* SUPPLIED RECORDS:
+++
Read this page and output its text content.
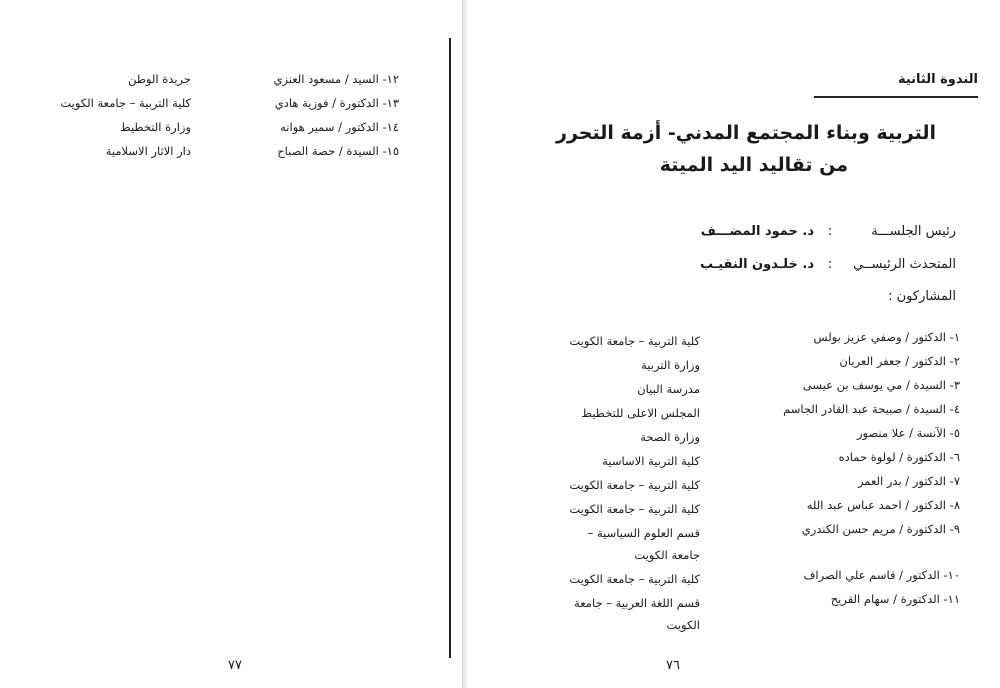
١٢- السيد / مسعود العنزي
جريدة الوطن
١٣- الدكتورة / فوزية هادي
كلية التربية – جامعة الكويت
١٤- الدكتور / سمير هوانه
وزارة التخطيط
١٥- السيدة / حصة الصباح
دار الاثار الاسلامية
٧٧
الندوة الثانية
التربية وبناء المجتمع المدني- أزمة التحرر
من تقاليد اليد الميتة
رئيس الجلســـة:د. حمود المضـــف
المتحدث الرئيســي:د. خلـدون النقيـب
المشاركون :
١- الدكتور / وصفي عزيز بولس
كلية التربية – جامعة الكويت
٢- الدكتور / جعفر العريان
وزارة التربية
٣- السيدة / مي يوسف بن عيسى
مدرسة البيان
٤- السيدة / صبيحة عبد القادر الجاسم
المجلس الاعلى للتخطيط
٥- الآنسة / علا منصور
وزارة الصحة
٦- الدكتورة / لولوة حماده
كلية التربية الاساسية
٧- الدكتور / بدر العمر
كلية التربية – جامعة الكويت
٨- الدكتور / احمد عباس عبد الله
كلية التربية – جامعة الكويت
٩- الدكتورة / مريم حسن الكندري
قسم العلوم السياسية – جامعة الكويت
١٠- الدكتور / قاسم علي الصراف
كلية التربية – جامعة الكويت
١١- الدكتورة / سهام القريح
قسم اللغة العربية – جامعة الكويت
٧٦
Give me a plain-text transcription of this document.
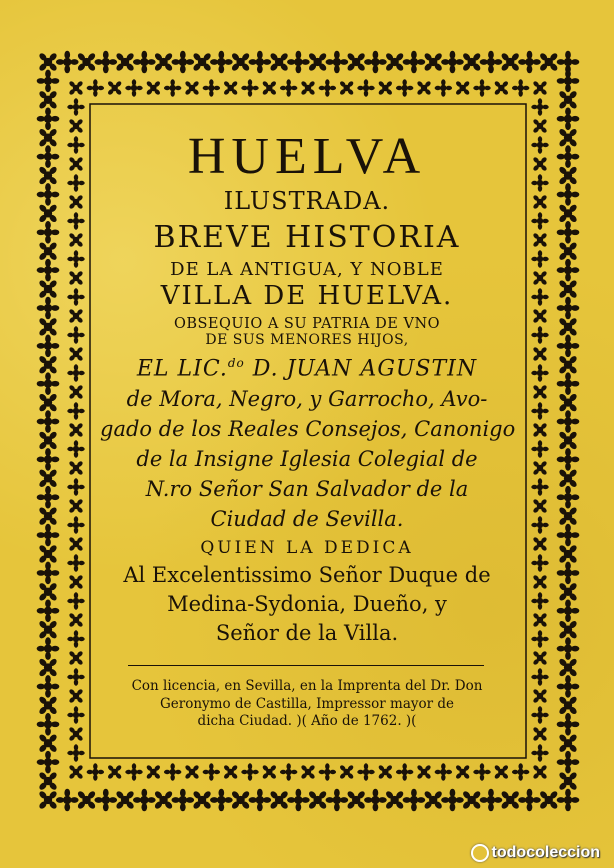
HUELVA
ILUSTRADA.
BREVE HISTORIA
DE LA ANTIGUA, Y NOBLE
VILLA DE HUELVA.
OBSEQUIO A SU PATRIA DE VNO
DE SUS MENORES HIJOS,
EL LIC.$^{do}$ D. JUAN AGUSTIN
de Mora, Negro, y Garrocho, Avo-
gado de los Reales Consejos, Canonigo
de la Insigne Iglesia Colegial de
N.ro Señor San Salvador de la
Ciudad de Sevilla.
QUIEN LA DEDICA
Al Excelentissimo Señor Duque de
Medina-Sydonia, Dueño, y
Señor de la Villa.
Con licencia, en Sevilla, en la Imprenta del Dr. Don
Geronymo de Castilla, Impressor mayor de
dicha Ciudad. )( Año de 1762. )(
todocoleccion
+++
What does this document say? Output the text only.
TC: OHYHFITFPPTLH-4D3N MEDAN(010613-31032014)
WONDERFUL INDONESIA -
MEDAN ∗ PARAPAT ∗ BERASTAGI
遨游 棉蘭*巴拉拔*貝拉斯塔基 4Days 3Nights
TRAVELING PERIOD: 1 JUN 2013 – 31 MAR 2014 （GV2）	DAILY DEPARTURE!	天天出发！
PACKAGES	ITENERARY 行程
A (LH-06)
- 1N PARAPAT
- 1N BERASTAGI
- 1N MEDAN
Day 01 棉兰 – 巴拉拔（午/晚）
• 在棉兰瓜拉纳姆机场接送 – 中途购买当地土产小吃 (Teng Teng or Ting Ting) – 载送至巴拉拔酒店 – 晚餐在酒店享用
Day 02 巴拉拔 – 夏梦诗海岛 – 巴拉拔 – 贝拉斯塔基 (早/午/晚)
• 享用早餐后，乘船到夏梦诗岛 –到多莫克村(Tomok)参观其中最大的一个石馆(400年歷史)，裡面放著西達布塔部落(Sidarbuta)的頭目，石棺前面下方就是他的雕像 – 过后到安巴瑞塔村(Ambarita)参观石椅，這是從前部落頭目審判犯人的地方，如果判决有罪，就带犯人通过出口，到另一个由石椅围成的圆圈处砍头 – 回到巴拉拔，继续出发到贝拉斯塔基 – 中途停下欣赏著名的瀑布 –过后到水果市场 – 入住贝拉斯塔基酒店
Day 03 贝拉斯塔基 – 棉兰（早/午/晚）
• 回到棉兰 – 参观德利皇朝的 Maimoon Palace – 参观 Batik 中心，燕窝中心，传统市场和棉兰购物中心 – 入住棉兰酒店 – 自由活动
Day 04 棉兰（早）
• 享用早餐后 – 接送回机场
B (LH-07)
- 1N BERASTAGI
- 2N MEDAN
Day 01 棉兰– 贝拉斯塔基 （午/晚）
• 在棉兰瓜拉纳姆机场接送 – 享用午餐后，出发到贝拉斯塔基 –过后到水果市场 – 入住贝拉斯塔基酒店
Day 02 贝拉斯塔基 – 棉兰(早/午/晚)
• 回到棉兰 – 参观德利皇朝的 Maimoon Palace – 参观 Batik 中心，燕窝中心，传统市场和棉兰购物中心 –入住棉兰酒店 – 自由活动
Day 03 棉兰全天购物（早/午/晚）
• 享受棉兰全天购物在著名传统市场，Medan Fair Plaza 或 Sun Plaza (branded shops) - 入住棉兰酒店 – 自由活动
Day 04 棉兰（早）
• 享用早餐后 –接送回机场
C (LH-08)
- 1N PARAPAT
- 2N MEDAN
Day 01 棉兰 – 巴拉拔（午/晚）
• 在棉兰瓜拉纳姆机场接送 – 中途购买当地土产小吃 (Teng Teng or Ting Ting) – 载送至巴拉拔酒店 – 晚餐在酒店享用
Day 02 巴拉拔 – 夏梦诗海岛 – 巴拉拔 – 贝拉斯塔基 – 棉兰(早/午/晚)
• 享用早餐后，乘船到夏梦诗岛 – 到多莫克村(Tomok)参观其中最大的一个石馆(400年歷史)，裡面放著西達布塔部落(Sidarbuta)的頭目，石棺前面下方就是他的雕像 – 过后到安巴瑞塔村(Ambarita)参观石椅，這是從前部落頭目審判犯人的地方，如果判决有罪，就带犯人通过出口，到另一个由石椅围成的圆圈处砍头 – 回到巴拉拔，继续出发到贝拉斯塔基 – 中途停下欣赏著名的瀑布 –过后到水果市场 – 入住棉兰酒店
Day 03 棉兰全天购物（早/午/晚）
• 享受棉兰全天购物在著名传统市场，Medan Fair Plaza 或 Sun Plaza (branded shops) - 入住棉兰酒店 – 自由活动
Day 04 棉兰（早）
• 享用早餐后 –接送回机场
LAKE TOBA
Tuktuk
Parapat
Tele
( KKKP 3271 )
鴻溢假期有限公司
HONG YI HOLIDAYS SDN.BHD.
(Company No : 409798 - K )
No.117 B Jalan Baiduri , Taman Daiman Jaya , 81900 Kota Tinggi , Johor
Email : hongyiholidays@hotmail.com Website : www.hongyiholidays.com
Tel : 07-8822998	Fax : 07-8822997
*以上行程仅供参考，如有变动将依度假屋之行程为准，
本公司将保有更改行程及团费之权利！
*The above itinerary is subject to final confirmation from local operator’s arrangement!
+++
* EXERCISE AIM:
Where does the word "Sevilla" appear in the listing? List each line that holds it.

* TASK ANSWER:
Ciudad de Sevilla.
Con licencia, en Sevilla, en la Imprenta del Dr. Don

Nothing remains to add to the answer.